**EXERCISE INPUTS:**

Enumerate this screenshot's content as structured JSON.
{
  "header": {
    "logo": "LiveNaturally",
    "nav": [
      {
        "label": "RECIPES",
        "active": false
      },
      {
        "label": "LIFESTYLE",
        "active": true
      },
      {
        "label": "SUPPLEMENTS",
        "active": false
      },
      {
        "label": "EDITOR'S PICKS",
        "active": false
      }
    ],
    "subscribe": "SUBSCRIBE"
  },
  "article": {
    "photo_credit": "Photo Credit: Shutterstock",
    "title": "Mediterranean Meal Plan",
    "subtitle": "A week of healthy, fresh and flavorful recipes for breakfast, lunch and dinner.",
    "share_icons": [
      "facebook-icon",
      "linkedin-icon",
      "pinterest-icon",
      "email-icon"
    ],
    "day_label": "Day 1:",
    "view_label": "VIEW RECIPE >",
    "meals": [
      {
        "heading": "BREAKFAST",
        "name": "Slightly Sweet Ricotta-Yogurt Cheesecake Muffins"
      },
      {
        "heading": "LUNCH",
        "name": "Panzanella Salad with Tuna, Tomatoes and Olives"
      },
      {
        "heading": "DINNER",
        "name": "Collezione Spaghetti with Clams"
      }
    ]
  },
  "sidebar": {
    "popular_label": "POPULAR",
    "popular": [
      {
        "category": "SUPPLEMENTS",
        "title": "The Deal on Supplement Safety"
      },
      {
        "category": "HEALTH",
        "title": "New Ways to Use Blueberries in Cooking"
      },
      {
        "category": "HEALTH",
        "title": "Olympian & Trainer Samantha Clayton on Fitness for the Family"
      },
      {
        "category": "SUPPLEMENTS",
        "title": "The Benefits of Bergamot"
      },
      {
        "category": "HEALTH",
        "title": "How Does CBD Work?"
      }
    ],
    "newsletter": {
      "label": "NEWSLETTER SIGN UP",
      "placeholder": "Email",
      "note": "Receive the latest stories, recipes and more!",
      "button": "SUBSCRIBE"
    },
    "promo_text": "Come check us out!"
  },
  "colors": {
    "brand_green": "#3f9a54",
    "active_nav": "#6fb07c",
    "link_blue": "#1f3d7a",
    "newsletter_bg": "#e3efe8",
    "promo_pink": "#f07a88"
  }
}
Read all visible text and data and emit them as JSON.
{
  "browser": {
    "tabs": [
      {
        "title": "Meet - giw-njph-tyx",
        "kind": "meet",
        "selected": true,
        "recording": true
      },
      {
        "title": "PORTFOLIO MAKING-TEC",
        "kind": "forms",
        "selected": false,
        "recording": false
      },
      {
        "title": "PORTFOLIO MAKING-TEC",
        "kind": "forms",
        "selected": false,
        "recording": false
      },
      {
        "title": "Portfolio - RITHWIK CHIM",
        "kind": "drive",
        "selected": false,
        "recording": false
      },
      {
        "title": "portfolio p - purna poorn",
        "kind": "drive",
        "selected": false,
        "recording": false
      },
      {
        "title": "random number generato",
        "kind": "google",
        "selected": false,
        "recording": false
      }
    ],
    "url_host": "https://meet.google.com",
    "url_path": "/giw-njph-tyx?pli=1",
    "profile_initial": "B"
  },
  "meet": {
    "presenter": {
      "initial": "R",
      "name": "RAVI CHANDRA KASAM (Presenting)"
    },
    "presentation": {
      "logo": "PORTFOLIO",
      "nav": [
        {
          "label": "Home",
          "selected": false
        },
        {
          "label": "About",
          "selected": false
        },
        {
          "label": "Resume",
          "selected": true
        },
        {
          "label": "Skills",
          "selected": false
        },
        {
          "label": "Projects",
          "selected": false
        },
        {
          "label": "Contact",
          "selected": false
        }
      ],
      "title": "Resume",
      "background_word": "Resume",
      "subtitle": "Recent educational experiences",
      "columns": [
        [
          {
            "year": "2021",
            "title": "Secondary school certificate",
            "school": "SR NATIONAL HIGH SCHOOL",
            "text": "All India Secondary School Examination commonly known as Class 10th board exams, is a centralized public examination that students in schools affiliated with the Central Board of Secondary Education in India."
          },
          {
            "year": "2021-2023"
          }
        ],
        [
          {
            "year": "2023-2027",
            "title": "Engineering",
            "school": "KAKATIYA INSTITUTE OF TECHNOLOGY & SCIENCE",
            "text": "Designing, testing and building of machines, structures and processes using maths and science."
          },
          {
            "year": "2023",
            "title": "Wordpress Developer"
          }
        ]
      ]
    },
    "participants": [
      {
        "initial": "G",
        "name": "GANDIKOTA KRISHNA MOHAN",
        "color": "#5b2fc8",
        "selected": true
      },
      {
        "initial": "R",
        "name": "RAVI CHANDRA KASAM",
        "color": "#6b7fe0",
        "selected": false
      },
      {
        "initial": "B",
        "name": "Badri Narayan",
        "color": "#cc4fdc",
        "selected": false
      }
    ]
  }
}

**WRITTEN TASK:**
Copy the records above exactly.

**WRITTEN ANSWER:**
Enumerate this screenshot's content as structured JSON.
{
  "header": {
    "logo": "LiveNaturally",
    "nav": [
      {
        "label": "RECIPES",
        "active": false
      },
      {
        "label": "LIFESTYLE",
        "active": true
      },
      {
        "label": "SUPPLEMENTS",
        "active": false
      },
      {
        "label": "EDITOR'S PICKS",
        "active": false
      }
    ],
    "subscribe": "SUBSCRIBE"
  },
  "article": {
    "photo_credit": "Photo Credit: Shutterstock",
    "title": "Mediterranean Meal Plan",
    "subtitle": "A week of healthy, fresh and flavorful recipes for breakfast, lunch and dinner.",
    "share_icons": [
      "facebook-icon",
      "linkedin-icon",
      "pinterest-icon",
      "email-icon"
    ],
    "day_label": "Day 1:",
    "view_label": "VIEW RECIPE >",
    "meals": [
      {
        "heading": "BREAKFAST",
        "name": "Slightly Sweet Ricotta-Yogurt Cheesecake Muffins"
      },
      {
        "heading": "LUNCH",
        "name": "Panzanella Salad with Tuna, Tomatoes and Olives"
      },
      {
        "heading": "DINNER",
        "name": "Collezione Spaghetti with Clams"
      }
    ]
  },
  "sidebar": {
    "popular_label": "POPULAR",
    "popular": [
      {
        "category": "SUPPLEMENTS",
        "title": "The Deal on Supplement Safety"
      },
      {
        "category": "HEALTH",
        "title": "New Ways to Use Blueberries in Cooking"
      },
      {
        "category": "HEALTH",
        "title": "Olympian & Trainer Samantha Clayton on Fitness for the Family"
      },
      {
        "category": "SUPPLEMENTS",
        "title": "The Benefits of Bergamot"
      },
      {
        "category": "HEALTH",
        "title": "How Does CBD Work?"
      }
    ],
    "newsletter": {
      "label": "NEWSLETTER SIGN UP",
      "placeholder": "Email",
      "note": "Receive the latest stories, recipes and more!",
      "button": "SUBSCRIBE"
    },
    "promo_text": "Come check us out!"
  },
  "colors": {
    "brand_green": "#3f9a54",
    "active_nav": "#6fb07c",
    "link_blue": "#1f3d7a",
    "newsletter_bg": "#e3efe8",
    "promo_pink": "#f07a88"
  }
}
Read all visible text and data and emit them as JSON.
{
  "browser": {
    "tabs": [
      {
        "title": "Meet - giw-njph-tyx",
        "kind": "meet",
        "selected": true,
        "recording": true
      },
      {
        "title": "PORTFOLIO MAKING-TEC",
        "kind": "forms",
        "selected": false,
        "recording": false
      },
      {
        "title": "PORTFOLIO MAKING-TEC",
        "kind": "forms",
        "selected": false,
        "recording": false
      },
      {
        "title": "Portfolio - RITHWIK CHIM",
        "kind": "drive",
        "selected": false,
        "recording": false
      },
      {
        "title": "portfolio p - purna poorn",
        "kind": "drive",
        "selected": false,
        "recording": false
      },
      {
        "title": "random number generato",
        "kind": "google",
        "selected": false,
        "recording": false
      }
    ],
    "url_host": "https://meet.google.com",
    "url_path": "/giw-njph-tyx?pli=1",
    "profile_initial": "B"
  },
  "meet": {
    "presenter": {
      "initial": "R",
      "name": "RAVI CHANDRA KASAM (Presenting)"
    },
    "presentation": {
      "logo": "PORTFOLIO",
      "nav": [
        {
          "label": "Home",
          "selected": false
        },
        {
          "label": "About",
          "selected": false
        },
        {
          "label": "Resume",
          "selected": true
        },
        {
          "label": "Skills",
          "selected": false
        },
        {
          "label": "Projects",
          "selected": false
        },
        {
          "label": "Contact",
          "selected": false
        }
      ],
      "title": "Resume",
      "background_word": "Resume",
      "subtitle": "Recent educational experiences",
      "columns": [
        [
          {
            "year": "2021",
            "title": "Secondary school certificate",
            "school": "SR NATIONAL HIGH SCHOOL",
            "text": "All India Secondary School Examination commonly known as Class 10th board exams, is a centralized public examination that students in schools affiliated with the Central Board of Secondary Education in India."
          },
          {
            "year": "2021-2023"
          }
        ],
        [
          {
            "year": "2023-2027",
            "title": "Engineering",
            "school": "KAKATIYA INSTITUTE OF TECHNOLOGY & SCIENCE",
            "text": "Designing, testing and building of machines, structures and processes using maths and science."
          },
          {
            "year": "2023",
            "title": "Wordpress Developer"
          }
        ]
      ]
    },
    "participants": [
      {
        "initial": "G",
        "name": "GANDIKOTA KRISHNA MOHAN",
        "color": "#5b2fc8",
        "selected": true
      },
      {
        "initial": "R",
        "name": "RAVI CHANDRA KASAM",
        "color": "#6b7fe0",
        "selected": false
      },
      {
        "initial": "B",
        "name": "Badri Narayan",
        "color": "#cc4fdc",
        "selected": false
      }
    ]
  }
}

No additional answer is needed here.